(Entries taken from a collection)
▬▬▬

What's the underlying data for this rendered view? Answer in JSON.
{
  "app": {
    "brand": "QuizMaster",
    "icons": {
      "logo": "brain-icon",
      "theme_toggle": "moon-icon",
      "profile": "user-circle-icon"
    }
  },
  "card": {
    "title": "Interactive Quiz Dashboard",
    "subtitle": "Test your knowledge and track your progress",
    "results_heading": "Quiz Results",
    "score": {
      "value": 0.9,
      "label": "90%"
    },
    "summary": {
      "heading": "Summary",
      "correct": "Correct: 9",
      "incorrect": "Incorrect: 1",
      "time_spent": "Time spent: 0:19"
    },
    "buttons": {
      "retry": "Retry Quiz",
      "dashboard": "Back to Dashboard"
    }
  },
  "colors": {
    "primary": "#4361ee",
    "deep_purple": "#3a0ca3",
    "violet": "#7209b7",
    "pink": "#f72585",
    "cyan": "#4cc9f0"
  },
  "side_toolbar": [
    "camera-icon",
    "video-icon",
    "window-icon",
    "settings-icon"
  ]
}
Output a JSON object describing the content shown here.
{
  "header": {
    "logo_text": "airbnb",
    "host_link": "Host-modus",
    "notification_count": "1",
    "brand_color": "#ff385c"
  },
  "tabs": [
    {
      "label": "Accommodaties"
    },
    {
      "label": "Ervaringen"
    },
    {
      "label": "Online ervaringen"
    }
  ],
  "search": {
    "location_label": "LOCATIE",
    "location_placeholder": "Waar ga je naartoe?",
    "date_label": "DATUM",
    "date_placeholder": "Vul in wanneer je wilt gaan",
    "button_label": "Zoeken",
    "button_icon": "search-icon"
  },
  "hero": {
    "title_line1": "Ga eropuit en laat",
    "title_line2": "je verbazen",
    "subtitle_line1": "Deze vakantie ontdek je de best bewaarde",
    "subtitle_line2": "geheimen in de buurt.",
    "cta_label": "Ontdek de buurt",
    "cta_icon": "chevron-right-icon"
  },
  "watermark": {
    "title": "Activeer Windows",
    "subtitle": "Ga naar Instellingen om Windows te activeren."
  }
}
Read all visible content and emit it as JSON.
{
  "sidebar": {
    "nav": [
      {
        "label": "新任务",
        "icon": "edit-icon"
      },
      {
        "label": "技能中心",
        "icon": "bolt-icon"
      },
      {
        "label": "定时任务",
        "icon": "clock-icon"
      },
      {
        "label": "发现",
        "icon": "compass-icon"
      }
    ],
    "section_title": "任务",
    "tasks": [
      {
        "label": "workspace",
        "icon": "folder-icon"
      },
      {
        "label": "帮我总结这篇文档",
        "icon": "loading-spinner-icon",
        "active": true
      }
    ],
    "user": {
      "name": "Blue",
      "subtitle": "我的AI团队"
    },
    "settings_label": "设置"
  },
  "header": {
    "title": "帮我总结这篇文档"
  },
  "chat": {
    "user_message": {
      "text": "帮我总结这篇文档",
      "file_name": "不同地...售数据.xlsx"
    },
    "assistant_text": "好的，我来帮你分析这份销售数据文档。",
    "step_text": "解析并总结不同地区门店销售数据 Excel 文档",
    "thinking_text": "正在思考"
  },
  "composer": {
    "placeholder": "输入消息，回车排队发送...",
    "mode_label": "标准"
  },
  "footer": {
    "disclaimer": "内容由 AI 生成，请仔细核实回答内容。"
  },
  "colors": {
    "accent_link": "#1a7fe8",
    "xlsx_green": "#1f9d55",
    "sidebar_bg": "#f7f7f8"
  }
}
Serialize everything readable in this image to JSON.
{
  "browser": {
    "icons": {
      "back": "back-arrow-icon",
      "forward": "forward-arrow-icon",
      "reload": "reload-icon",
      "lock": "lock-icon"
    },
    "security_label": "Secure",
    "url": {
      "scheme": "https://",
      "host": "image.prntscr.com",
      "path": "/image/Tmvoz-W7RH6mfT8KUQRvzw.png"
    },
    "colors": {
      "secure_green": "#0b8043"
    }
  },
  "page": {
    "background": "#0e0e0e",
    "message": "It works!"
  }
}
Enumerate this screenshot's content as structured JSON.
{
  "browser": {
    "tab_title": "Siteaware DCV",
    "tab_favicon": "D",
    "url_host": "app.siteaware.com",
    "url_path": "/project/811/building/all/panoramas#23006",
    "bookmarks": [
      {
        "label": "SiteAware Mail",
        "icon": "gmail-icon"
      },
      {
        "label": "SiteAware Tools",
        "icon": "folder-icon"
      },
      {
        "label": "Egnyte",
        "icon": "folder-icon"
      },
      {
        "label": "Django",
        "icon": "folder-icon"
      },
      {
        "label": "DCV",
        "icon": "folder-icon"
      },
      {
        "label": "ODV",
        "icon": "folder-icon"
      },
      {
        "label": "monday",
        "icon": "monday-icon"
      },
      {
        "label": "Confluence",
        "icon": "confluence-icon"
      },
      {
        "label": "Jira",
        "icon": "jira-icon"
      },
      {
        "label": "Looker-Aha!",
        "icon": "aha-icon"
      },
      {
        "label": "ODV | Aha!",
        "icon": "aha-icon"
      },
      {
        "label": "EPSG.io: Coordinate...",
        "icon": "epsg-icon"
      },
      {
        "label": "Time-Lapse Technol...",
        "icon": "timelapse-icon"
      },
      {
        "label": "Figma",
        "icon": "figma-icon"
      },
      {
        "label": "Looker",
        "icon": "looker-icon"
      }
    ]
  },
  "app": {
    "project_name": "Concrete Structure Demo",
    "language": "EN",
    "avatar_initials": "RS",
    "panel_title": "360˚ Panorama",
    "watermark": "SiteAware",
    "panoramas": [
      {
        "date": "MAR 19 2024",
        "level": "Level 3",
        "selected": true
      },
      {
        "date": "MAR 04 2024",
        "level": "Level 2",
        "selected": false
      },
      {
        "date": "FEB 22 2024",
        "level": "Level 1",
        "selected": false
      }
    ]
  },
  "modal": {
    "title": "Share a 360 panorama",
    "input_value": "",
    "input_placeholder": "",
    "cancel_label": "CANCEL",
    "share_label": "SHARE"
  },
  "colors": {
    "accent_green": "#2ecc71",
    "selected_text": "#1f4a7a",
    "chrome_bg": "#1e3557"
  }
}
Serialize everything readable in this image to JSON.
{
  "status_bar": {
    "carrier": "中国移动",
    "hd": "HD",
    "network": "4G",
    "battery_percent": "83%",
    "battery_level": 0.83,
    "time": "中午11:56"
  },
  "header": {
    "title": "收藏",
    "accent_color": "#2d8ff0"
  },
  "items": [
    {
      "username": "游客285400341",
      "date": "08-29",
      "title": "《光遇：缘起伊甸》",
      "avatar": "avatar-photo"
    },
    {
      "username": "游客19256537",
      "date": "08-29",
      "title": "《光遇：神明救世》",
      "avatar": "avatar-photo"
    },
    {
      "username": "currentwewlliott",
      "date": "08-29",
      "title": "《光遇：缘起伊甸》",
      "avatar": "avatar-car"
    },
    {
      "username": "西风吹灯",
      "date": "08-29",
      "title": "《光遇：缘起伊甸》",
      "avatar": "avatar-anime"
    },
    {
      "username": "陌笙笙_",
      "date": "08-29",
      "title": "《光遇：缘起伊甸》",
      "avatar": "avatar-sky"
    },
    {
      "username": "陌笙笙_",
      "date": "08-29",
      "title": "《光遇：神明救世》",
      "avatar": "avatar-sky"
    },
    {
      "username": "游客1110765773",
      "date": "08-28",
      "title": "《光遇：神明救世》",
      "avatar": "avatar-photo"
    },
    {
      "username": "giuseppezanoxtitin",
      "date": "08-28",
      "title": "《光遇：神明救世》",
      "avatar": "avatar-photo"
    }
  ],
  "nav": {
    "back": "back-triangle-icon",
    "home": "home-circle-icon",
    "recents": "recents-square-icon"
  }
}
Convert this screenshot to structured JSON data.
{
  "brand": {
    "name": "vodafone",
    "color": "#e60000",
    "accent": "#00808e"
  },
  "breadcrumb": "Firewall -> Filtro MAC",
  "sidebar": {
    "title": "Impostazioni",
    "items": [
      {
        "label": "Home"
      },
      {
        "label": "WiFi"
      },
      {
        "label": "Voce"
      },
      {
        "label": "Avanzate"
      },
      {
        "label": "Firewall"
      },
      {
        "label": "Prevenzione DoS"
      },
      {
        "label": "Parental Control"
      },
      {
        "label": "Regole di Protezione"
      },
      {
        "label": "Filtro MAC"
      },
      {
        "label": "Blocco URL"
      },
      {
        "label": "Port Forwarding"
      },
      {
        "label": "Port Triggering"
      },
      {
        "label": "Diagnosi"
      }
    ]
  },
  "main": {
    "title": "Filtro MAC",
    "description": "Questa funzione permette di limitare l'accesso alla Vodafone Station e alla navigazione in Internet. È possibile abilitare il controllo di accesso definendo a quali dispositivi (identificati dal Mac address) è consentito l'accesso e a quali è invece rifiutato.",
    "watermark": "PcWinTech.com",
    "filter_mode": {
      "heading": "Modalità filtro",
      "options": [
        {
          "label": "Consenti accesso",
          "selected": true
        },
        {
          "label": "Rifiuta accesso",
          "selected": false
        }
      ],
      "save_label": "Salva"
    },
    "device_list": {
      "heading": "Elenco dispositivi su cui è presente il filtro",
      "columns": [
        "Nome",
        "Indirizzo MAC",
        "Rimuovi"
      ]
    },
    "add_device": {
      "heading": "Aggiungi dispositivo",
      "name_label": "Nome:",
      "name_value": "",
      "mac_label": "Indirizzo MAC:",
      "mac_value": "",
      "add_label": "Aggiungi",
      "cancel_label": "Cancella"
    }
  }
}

▬▬▬

Where a line above holds the string "watermark", show that line.

● **SOLUTION TO THIS PROBLEM**
  "watermark": {
    "watermark": "SiteAware",
    "watermark": "PcWinTech.com",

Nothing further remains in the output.